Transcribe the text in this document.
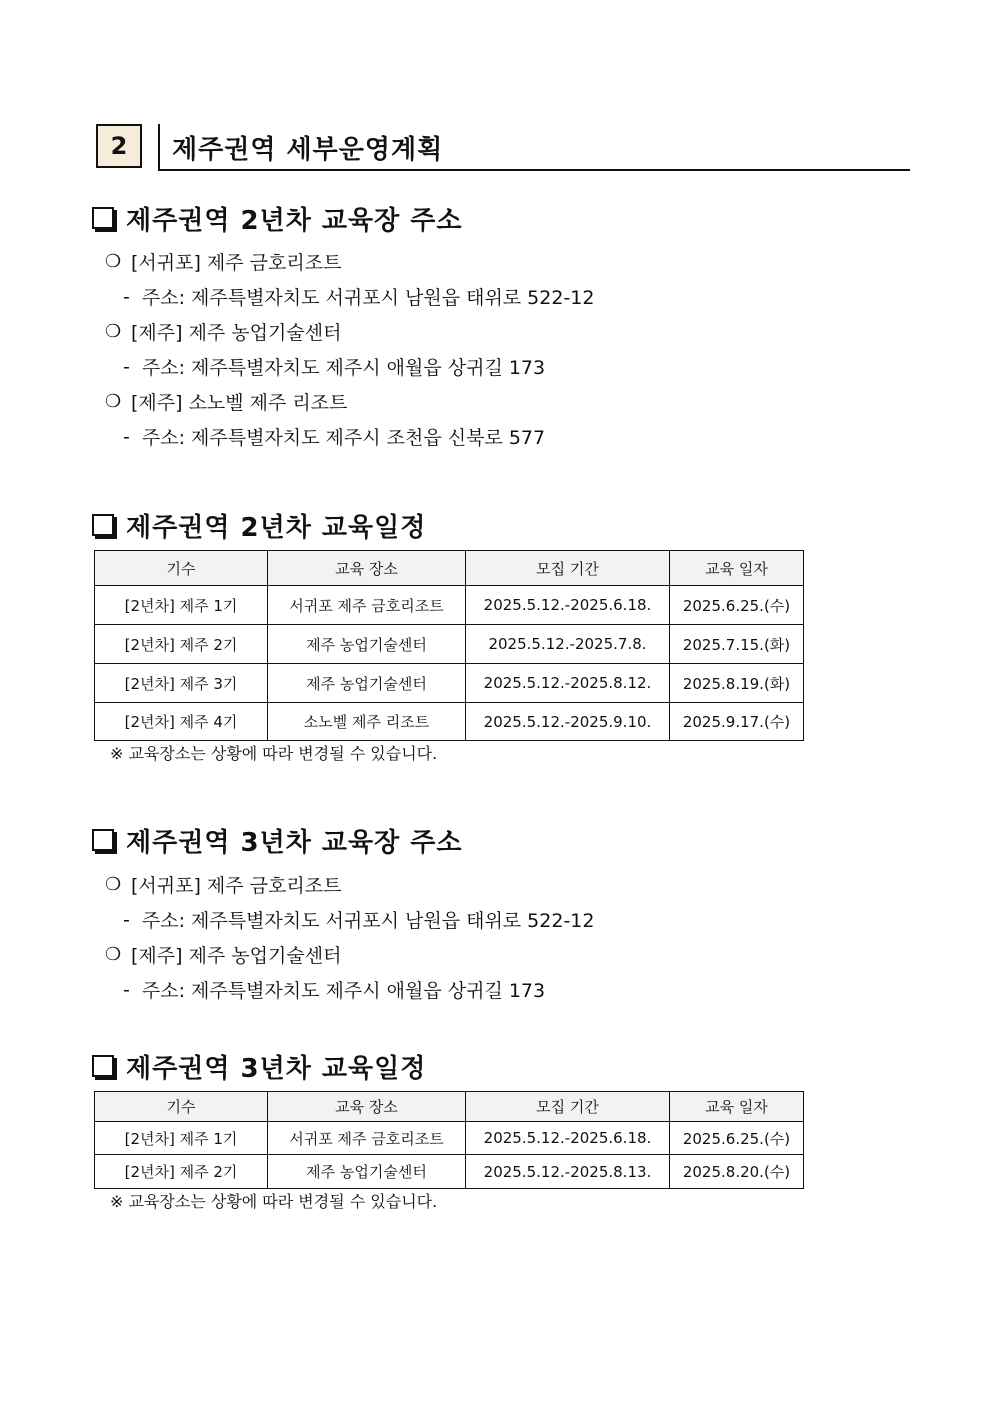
2	제주권역 세부운영계획
제주권역 2년차 교육장 주소
❍ [서귀포] 제주 금호리조트
- 주소: 제주특별자치도 서귀포시 남원읍 태위로 522-12
❍ [제주] 제주 농업기술센터
- 주소: 제주특별자치도 제주시 애월읍 상귀길 173
❍ [제주] 소노벨 제주 리조트
- 주소: 제주특별자치도 제주시 조천읍 신북로 577
제주권역 2년차 교육일정
기수	교육 장소	모집 기간	교육 일자
[2년차] 제주 1기	서귀포 제주 금호리조트	2025.5.12.-2025.6.18.	2025.6.25.(수)
[2년차] 제주 2기	제주 농업기술센터	2025.5.12.-2025.7.8.	2025.7.15.(화)
[2년차] 제주 3기	제주 농업기술센터	2025.5.12.-2025.8.12.	2025.8.19.(화)
[2년차] 제주 4기	소노벨 제주 리조트	2025.5.12.-2025.9.10.	2025.9.17.(수)
※ 교육장소는 상황에 따라 변경될 수 있습니다.
제주권역 3년차 교육장 주소
❍ [서귀포] 제주 금호리조트
- 주소: 제주특별자치도 서귀포시 남원읍 태위로 522-12
❍ [제주] 제주 농업기술센터
- 주소: 제주특별자치도 제주시 애월읍 상귀길 173
제주권역 3년차 교육일정
기수	교육 장소	모집 기간	교육 일자
[2년차] 제주 1기	서귀포 제주 금호리조트	2025.5.12.-2025.6.18.	2025.6.25.(수)
[2년차] 제주 2기	제주 농업기술센터	2025.5.12.-2025.8.13.	2025.8.20.(수)
※ 교육장소는 상황에 따라 변경될 수 있습니다.
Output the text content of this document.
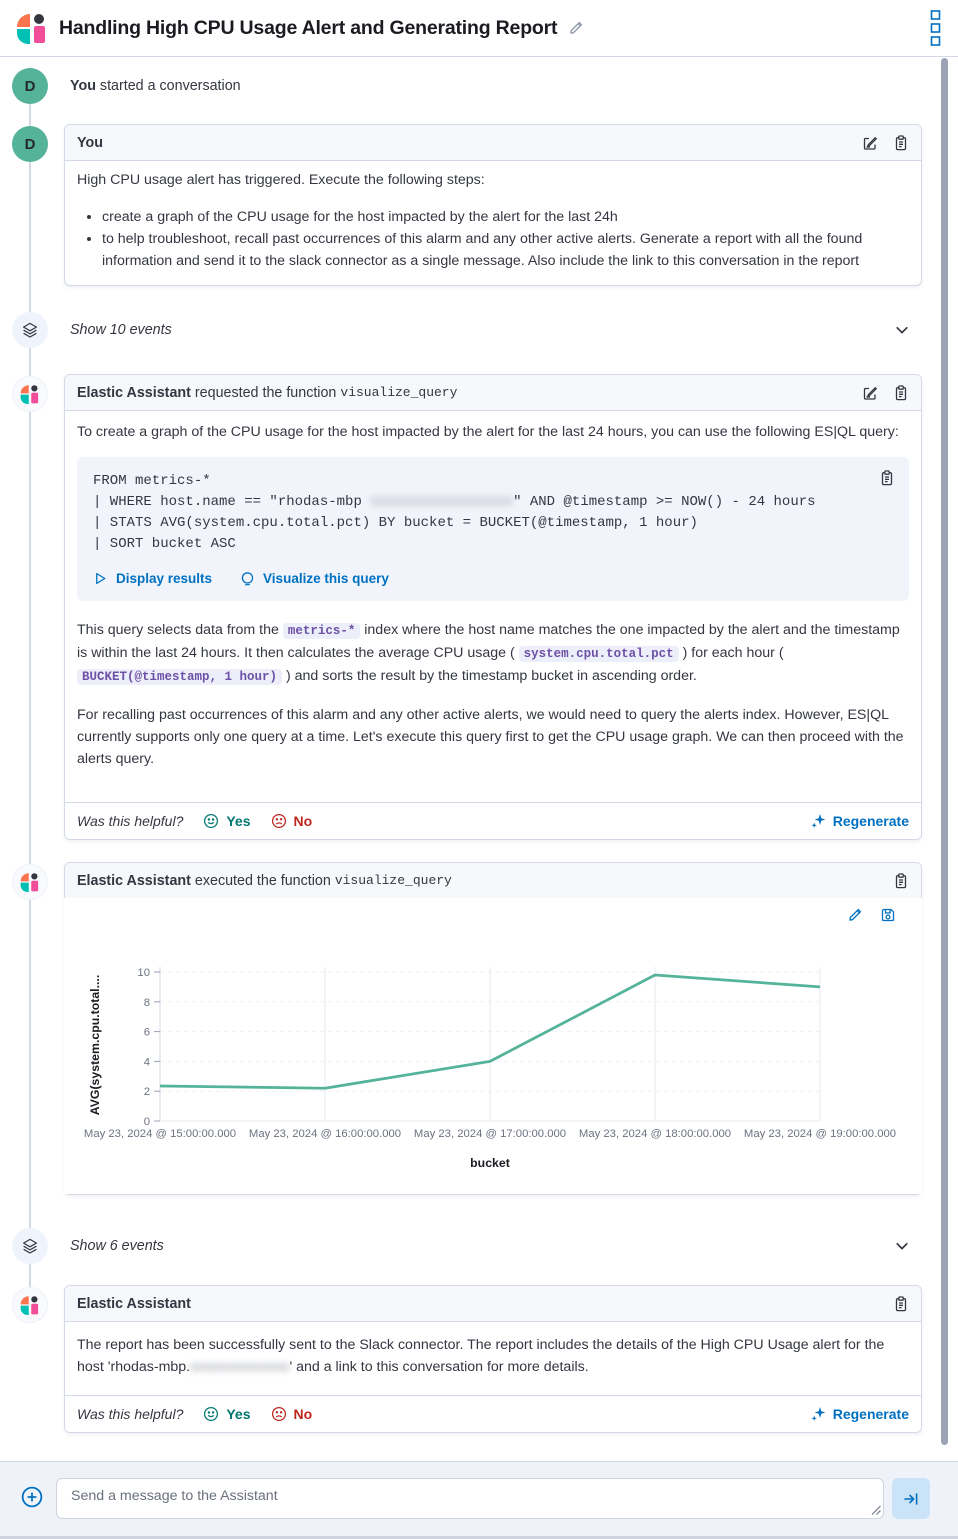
Handling High CPU Usage Alert and Generating Report
D You started a conversation
D	You
High CPU usage alert has triggered. Execute the following steps:
• create a graph of the CPU usage for the host impacted by the alert for the last 24h
• to help troubleshoot, recall past occurrences of this alarm and any other active alerts. Generate a report with all the found information and send it to the slack connector as a single message. Also include the link to this conversation in the report
Show 10 events
Elastic Assistant requested the function visualize_query
To create a graph of the CPU usage for the host impacted by the alert for the last 24 hours, you can use the following ES|QL query:
FROM metrics-*
| WHERE host.name == "rhodas-mbp xxxxxxxxxxxxxxxxx" AND @timestamp >= NOW() - 24 hours
| STATS AVG(system.cpu.total.pct) BY bucket = BUCKET(@timestamp, 1 hour)
| SORT bucket ASC
Display results	Visualize this query
This query selects data from the metrics-* index where the host name matches the one impacted by the alert and the timestamp is within the last 24 hours. It then calculates the average CPU usage ( system.cpu.total.pct ) for each hour ( BUCKET(@timestamp, 1 hour) ) and sorts the result by the timestamp bucket in ascending order.
For recalling past occurrences of this alarm and any other active alerts, we would need to query the alerts index. However, ES|QL currently supports only one query at a time. Let's execute this query first to get the CPU usage graph. We can then proceed with the alerts query.
Was this helpful?	Yes	No	Regenerate
Elastic Assistant executed the function visualize_query
AVG(system.cpu.total....
0
2
4
6
8
10
May 23, 2024 @ 15:00:00.000 May 23, 2024 @ 16:00:00.000 May 23, 2024 @ 17:00:00.000 May 23, 2024 @ 18:00:00.000 May 23, 2024 @ 19:00:00.000
bucket
Show 6 events
Elastic Assistant
The report has been successfully sent to the Slack connector. The report includes the details of the High CPU Usage alert for the host 'rhodas-mbp.xxxxxxxxxxxxxx' and a link to this conversation for more details.
Was this helpful?	Yes	No	Regenerate
Send a message to the Assistant
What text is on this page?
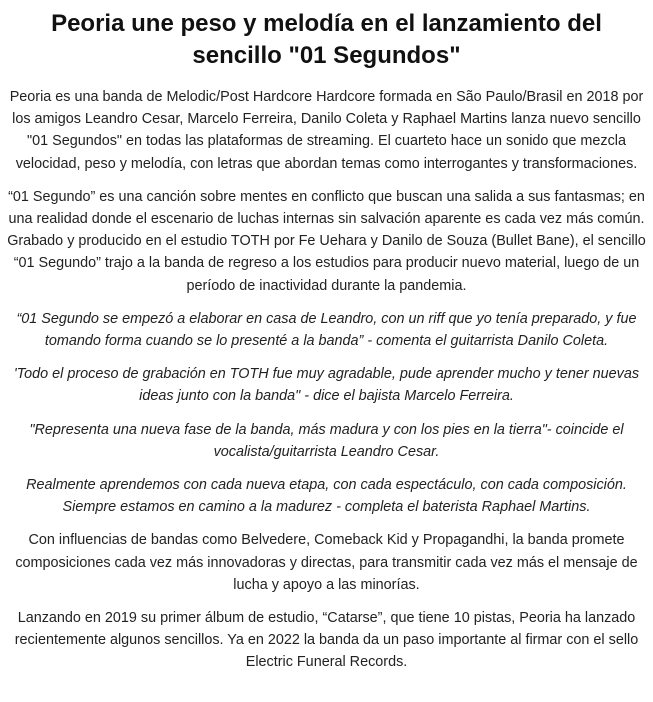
Peoria une peso y melodía en el lanzamiento del sencillo "01 Segundos"

Peoria es una banda de Melodic/Post Hardcore Hardcore formada en São Paulo/Brasil en 2018 por los amigos Leandro Cesar, Marcelo Ferreira, Danilo Coleta y Raphael Martins lanza nuevo sencillo "01 Segundos" en todas las plataformas de streaming. El cuarteto hace un sonido que mezcla velocidad, peso y melodía, con letras que abordan temas como interrogantes y transformaciones.

“01 Segundo” es una canción sobre mentes en conflicto que buscan una salida a sus fantasmas; en una realidad donde el escenario de luchas internas sin salvación aparente es cada vez más común. Grabado y producido en el estudio TOTH por Fe Uehara y Danilo de Souza (Bullet Bane), el sencillo “01 Segundo” trajo a la banda de regreso a los estudios para producir nuevo material, luego de un período de inactividad durante la pandemia.

“01 Segundo se empezó a elaborar en casa de Leandro, con un riff que yo tenía preparado, y fue tomando forma cuando se lo presenté a la banda” - comenta el guitarrista Danilo Coleta.

'Todo el proceso de grabación en TOTH fue muy agradable, pude aprender mucho y tener nuevas ideas junto con la banda" - dice el bajista Marcelo Ferreira.

"Representa una nueva fase de la banda, más madura y con los pies en la tierra"- coincide el vocalista/guitarrista Leandro Cesar.

Realmente aprendemos con cada nueva etapa, con cada espectáculo, con cada composición. Siempre estamos en camino a la madurez - completa el baterista Raphael Martins.

Con influencias de bandas como Belvedere, Comeback Kid y Propagandhi, la banda promete composiciones cada vez más innovadoras y directas, para transmitir cada vez más el mensaje de lucha y apoyo a las minorías.

Lanzando en 2019 su primer álbum de estudio, “Catarse”, que tiene 10 pistas, Peoria ha lanzado recientemente algunos sencillos. Ya en 2022 la banda da un paso importante al firmar con el sello Electric Funeral Records.
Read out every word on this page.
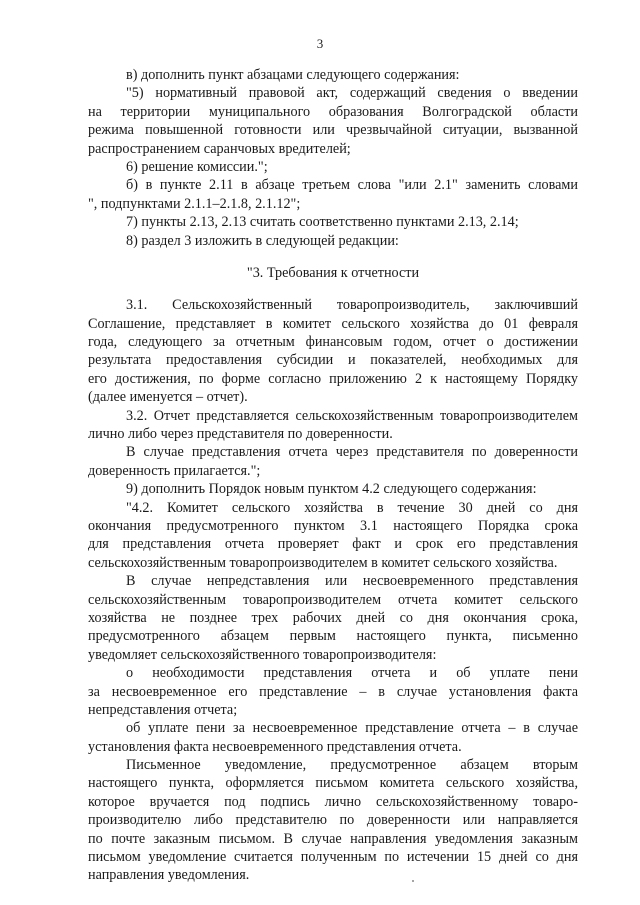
3
в) дополнить пункт абзацами следующего содержания:
"5) нормативный правовой акт, содержащий сведения о введении
на территории муниципального образования Волгоградской области
режима повышенной готовности или чрезвычайной ситуации, вызванной
распространением саранчовых вредителей;
6) решение комиссии.";
б) в пункте 2.11 в абзаце третьем слова "или 2.1" заменить словами
", подпунктами 2.1.1–2.1.8, 2.1.12";
7) пункты 2.13, 2.13 считать соответственно пунктами 2.13, 2.14;
8) раздел 3 изложить в следующей редакции:
"3. Требования к отчетности
3.1. Сельскохозяйственный товаропроизводитель, заключивший
Соглашение, представляет в комитет сельского хозяйства до 01 февраля
года, следующего за отчетным финансовым годом, отчет о достижении
результата предоставления субсидии и показателей, необходимых для
его достижения, по форме согласно приложению 2 к настоящему Порядку
(далее именуется – отчет).
3.2. Отчет представляется сельскохозяйственным товаропроизводителем
лично либо через представителя по доверенности.
В случае представления отчета через представителя по доверенности
доверенность прилагается.";
9) дополнить Порядок новым пунктом 4.2 следующего содержания:
"4.2. Комитет сельского хозяйства в течение 30 дней со дня
окончания предусмотренного пунктом 3.1 настоящего Порядка срока
для представления отчета проверяет факт и срок его представления
сельскохозяйственным товаропроизводителем в комитет сельского хозяйства.
В случае непредставления или несвоевременного представления
сельскохозяйственным товаропроизводителем отчета комитет сельского
хозяйства не позднее трех рабочих дней со дня окончания срока,
предусмотренного абзацем первым настоящего пункта, письменно
уведомляет сельскохозяйственного товаропроизводителя:
о необходимости представления отчета и об уплате пени
за несвоевременное его представление – в случае установления факта
непредставления отчета;
об уплате пени за несвоевременное представление отчета – в случае
установления факта несвоевременного представления отчета.
Письменное уведомление, предусмотренное абзацем вторым
настоящего пункта, оформляется письмом комитета сельского хозяйства,
которое вручается под подпись лично сельскохозяйственному товаро-
производителю либо представителю по доверенности или направляется
по почте заказным письмом. В случае направления уведомления заказным
письмом уведомление считается полученным по истечении 15 дней со дня
направления уведомления.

### Your objective:
Do not include the images; transcribe the rest of the listing exactly.

### Complete output:
Transcribe the text in this document.
2	제주권역 세부운영계획
제주권역 2년차 교육장 주소
❍ [서귀포] 제주 금호리조트
- 주소: 제주특별자치도 서귀포시 남원읍 태위로 522-12
❍ [제주] 제주 농업기술센터
- 주소: 제주특별자치도 제주시 애월읍 상귀길 173
❍ [제주] 소노벨 제주 리조트
- 주소: 제주특별자치도 제주시 조천읍 신북로 577
제주권역 2년차 교육일정
기수	교육 장소	모집 기간	교육 일자
[2년차] 제주 1기	서귀포 제주 금호리조트	2025.5.12.-2025.6.18.	2025.6.25.(수)
[2년차] 제주 2기	제주 농업기술센터	2025.5.12.-2025.7.8.	2025.7.15.(화)
[2년차] 제주 3기	제주 농업기술센터	2025.5.12.-2025.8.12.	2025.8.19.(화)
[2년차] 제주 4기	소노벨 제주 리조트	2025.5.12.-2025.9.10.	2025.9.17.(수)
※ 교육장소는 상황에 따라 변경될 수 있습니다.
제주권역 3년차 교육장 주소
❍ [서귀포] 제주 금호리조트
- 주소: 제주특별자치도 서귀포시 남원읍 태위로 522-12
❍ [제주] 제주 농업기술센터
- 주소: 제주특별자치도 제주시 애월읍 상귀길 173
제주권역 3년차 교육일정
기수	교육 장소	모집 기간	교육 일자
[2년차] 제주 1기	서귀포 제주 금호리조트	2025.5.12.-2025.6.18.	2025.6.25.(수)
[2년차] 제주 2기	제주 농업기술센터	2025.5.12.-2025.8.13.	2025.8.20.(수)
※ 교육장소는 상황에 따라 변경될 수 있습니다.
Output the text content of this document.
Handling High CPU Usage Alert and Generating Report
D You started a conversation
D	You
High CPU usage alert has triggered. Execute the following steps:
• create a graph of the CPU usage for the host impacted by the alert for the last 24h
• to help troubleshoot, recall past occurrences of this alarm and any other active alerts. Generate a report with all the found information and send it to the slack connector as a single message. Also include the link to this conversation in the report
Show 10 events
Elastic Assistant requested the function visualize_query
To create a graph of the CPU usage for the host impacted by the alert for the last 24 hours, you can use the following ES|QL query:
FROM metrics-*
| WHERE host.name == "rhodas-mbp xxxxxxxxxxxxxxxxx" AND @timestamp >= NOW() - 24 hours
| STATS AVG(system.cpu.total.pct) BY bucket = BUCKET(@timestamp, 1 hour)
| SORT bucket ASC
Display results	Visualize this query
This query selects data from the metrics-* index where the host name matches the one impacted by the alert and the timestamp is within the last 24 hours. It then calculates the average CPU usage ( system.cpu.total.pct ) for each hour ( BUCKET(@timestamp, 1 hour) ) and sorts the result by the timestamp bucket in ascending order.
For recalling past occurrences of this alarm and any other active alerts, we would need to query the alerts index. However, ES|QL currently supports only one query at a time. Let's execute this query first to get the CPU usage graph. We can then proceed with the alerts query.
Was this helpful?	Yes	No	Regenerate
Elastic Assistant executed the function visualize_query
AVG(system.cpu.total....
0
2
4
6
8
10
May 23, 2024 @ 15:00:00.000 May 23, 2024 @ 16:00:00.000 May 23, 2024 @ 17:00:00.000 May 23, 2024 @ 18:00:00.000 May 23, 2024 @ 19:00:00.000
bucket
Show 6 events
Elastic Assistant
The report has been successfully sent to the Slack connector. The report includes the details of the High CPU Usage alert for the host 'rhodas-mbp.xxxxxxxxxxxxxx' and a link to this conversation for more details.
Was this helpful?	Yes	No	Regenerate
Send a message to the Assistant
What text is on this page?
Peoria une peso y melodía en el lanzamiento del sencillo "01 Segundos"

Peoria es una banda de Melodic/Post Hardcore Hardcore formada en São Paulo/Brasil en 2018 por los amigos Leandro Cesar, Marcelo Ferreira, Danilo Coleta y Raphael Martins lanza nuevo sencillo "01 Segundos" en todas las plataformas de streaming. El cuarteto hace un sonido que mezcla velocidad, peso y melodía, con letras que abordan temas como interrogantes y transformaciones.

“01 Segundo” es una canción sobre mentes en conflicto que buscan una salida a sus fantasmas; en una realidad donde el escenario de luchas internas sin salvación aparente es cada vez más común. Grabado y producido en el estudio TOTH por Fe Uehara y Danilo de Souza (Bullet Bane), el sencillo “01 Segundo” trajo a la banda de regreso a los estudios para producir nuevo material, luego de un período de inactividad durante la pandemia.

“01 Segundo se empezó a elaborar en casa de Leandro, con un riff que yo tenía preparado, y fue tomando forma cuando se lo presenté a la banda” - comenta el guitarrista Danilo Coleta.

'Todo el proceso de grabación en TOTH fue muy agradable, pude aprender mucho y tener nuevas ideas junto con la banda" - dice el bajista Marcelo Ferreira.

"Representa una nueva fase de la banda, más madura y con los pies en la tierra"- coincide el vocalista/guitarrista Leandro Cesar.

Realmente aprendemos con cada nueva etapa, con cada espectáculo, con cada composición. Siempre estamos en camino a la madurez - completa el baterista Raphael Martins.

Con influencias de bandas como Belvedere, Comeback Kid y Propagandhi, la banda promete composiciones cada vez más innovadoras y directas, para transmitir cada vez más el mensaje de lucha y apoyo a las minorías.

Lanzando en 2019 su primer álbum de estudio, “Catarse”, que tiene 10 pistas, Peoria ha lanzado recientemente algunos sencillos. Ya en 2022 la banda da un paso importante al firmar con el sello Electric Funeral Records.
Read out every word on this page.
3
в) дополнить пункт абзацами следующего содержания:
"5) нормативный правовой акт, содержащий сведения о введении
на территории муниципального образования Волгоградской области
режима повышенной готовности или чрезвычайной ситуации, вызванной
распространением саранчовых вредителей;
6) решение комиссии.";
б) в пункте 2.11 в абзаце третьем слова "или 2.1" заменить словами
", подпунктами 2.1.1–2.1.8, 2.1.12";
7) пункты 2.13, 2.13 считать соответственно пунктами 2.13, 2.14;
8) раздел 3 изложить в следующей редакции:
"3. Требования к отчетности
3.1. Сельскохозяйственный товаропроизводитель, заключивший
Соглашение, представляет в комитет сельского хозяйства до 01 февраля
года, следующего за отчетным финансовым годом, отчет о достижении
результата предоставления субсидии и показателей, необходимых для
его достижения, по форме согласно приложению 2 к настоящему Порядку
(далее именуется – отчет).
3.2. Отчет представляется сельскохозяйственным товаропроизводителем
лично либо через представителя по доверенности.
В случае представления отчета через представителя по доверенности
доверенность прилагается.";
9) дополнить Порядок новым пунктом 4.2 следующего содержания:
"4.2. Комитет сельского хозяйства в течение 30 дней со дня
окончания предусмотренного пунктом 3.1 настоящего Порядка срока
для представления отчета проверяет факт и срок его представления
сельскохозяйственным товаропроизводителем в комитет сельского хозяйства.
В случае непредставления или несвоевременного представления
сельскохозяйственным товаропроизводителем отчета комитет сельского
хозяйства не позднее трех рабочих дней со дня окончания срока,
предусмотренного абзацем первым настоящего пункта, письменно
уведомляет сельскохозяйственного товаропроизводителя:
о необходимости представления отчета и об уплате пени
за несвоевременное его представление – в случае установления факта
непредставления отчета;
об уплате пени за несвоевременное представление отчета – в случае
установления факта несвоевременного представления отчета.
Письменное уведомление, предусмотренное абзацем вторым
настоящего пункта, оформляется письмом комитета сельского хозяйства,
которое вручается под подпись лично сельскохозяйственному товаро-
производителю либо представителю по доверенности или направляется
по почте заказным письмом. В случае направления уведомления заказным
письмом уведомление считается полученным по истечении 15 дней со дня
направления уведомления.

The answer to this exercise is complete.